>> Begin Data excerpts
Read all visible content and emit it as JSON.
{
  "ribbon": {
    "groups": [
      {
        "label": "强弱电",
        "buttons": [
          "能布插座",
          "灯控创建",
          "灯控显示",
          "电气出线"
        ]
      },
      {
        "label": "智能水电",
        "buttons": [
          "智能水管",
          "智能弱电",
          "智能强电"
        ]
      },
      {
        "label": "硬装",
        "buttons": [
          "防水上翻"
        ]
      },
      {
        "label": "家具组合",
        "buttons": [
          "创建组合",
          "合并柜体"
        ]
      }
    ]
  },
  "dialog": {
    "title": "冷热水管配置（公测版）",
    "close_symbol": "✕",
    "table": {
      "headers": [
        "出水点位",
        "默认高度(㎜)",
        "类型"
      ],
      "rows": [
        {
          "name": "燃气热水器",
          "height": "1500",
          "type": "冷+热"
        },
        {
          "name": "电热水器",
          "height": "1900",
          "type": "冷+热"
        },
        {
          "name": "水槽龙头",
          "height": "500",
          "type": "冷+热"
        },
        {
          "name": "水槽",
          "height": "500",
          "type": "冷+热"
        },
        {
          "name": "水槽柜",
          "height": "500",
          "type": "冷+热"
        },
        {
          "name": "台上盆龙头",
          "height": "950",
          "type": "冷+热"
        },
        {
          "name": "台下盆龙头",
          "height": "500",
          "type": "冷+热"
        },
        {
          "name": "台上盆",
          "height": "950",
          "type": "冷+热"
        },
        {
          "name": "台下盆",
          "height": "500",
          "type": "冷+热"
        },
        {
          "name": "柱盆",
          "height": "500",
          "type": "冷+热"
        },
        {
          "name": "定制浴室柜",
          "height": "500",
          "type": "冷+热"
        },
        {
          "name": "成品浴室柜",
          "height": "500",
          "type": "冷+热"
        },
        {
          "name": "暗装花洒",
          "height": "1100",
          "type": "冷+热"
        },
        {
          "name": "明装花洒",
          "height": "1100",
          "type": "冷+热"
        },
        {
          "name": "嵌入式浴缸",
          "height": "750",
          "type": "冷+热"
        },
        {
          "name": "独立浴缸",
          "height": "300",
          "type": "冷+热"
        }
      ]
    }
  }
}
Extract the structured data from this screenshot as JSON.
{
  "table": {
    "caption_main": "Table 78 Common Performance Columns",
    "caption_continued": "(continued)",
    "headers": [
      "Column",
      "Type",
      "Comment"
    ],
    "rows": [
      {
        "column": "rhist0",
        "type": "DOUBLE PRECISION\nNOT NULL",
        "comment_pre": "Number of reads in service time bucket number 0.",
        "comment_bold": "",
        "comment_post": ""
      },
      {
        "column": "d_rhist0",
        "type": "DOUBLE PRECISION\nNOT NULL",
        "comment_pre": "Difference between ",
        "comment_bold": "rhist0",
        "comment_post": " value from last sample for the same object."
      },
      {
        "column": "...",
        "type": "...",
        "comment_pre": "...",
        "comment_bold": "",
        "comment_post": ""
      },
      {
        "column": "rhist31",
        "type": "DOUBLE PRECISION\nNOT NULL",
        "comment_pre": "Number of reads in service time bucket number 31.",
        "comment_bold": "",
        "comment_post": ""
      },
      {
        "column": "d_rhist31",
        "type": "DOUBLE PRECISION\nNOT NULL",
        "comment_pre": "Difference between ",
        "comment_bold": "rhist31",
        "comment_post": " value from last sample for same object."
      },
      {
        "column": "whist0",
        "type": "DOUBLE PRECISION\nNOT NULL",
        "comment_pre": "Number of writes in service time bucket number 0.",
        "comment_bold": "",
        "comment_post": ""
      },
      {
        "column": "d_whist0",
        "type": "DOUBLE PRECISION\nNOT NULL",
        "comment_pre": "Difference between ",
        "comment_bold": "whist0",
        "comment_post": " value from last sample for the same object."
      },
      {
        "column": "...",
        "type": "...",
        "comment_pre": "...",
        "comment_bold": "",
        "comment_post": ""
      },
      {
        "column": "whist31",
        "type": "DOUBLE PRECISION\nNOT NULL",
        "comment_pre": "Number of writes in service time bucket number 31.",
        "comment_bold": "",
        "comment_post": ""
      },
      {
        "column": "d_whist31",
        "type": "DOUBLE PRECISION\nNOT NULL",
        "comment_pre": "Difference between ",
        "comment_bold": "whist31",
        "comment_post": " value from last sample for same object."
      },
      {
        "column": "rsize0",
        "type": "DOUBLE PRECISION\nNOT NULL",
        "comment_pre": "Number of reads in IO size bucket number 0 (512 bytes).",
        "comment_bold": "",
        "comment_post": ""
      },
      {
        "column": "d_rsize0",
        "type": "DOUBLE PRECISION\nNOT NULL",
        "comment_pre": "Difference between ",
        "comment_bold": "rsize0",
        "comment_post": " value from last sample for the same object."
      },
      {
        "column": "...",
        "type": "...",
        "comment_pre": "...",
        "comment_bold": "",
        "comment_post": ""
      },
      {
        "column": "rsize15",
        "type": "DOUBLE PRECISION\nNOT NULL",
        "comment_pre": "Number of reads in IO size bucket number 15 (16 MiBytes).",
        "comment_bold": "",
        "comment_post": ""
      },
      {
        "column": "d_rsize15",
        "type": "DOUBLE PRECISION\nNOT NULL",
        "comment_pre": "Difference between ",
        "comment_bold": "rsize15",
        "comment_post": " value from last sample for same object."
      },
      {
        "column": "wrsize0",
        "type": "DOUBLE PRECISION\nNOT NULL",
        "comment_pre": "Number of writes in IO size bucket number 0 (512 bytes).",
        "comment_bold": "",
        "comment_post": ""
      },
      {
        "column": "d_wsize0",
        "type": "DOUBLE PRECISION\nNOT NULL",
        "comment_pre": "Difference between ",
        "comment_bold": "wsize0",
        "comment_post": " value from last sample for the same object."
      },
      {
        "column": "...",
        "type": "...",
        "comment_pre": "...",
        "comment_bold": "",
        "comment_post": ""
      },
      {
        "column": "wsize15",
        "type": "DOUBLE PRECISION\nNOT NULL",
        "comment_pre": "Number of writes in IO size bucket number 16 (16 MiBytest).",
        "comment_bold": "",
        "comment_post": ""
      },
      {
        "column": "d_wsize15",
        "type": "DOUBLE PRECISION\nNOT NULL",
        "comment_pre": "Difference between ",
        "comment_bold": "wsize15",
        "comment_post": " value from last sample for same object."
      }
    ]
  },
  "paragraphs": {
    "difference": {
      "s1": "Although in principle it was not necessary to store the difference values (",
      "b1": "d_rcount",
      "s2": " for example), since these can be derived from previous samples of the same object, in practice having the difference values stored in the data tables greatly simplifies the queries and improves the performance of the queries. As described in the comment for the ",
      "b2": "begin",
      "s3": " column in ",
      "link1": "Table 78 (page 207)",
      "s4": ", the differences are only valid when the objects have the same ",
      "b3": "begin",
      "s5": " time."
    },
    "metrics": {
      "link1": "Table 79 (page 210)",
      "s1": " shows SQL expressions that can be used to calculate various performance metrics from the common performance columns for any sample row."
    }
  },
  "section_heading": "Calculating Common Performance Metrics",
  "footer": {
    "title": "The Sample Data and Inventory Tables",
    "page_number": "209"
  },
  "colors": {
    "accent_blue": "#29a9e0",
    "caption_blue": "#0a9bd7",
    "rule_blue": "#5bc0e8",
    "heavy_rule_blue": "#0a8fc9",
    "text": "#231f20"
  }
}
>> End Data excerpts
Note each line of the entries that has "bucket" in it, and copy those lines.

        "comment_pre": "Number of reads in service time bucket number 0.",
        "comment_pre": "Number of reads in service time bucket number 31.",
        "comment_pre": "Number of writes in service time bucket number 0.",
        "comment_pre": "Number of writes in service time bucket number 31.",
        "comment_pre": "Number of reads in IO size bucket number 0 (512 bytes).",
        "comment_pre": "Number of reads in IO size bucket number 15 (16 MiBytes).",
        "comment_pre": "Number of writes in IO size bucket number 0 (512 bytes).",
        "comment_pre": "Number of writes in IO size bucket number 16 (16 MiBytest).",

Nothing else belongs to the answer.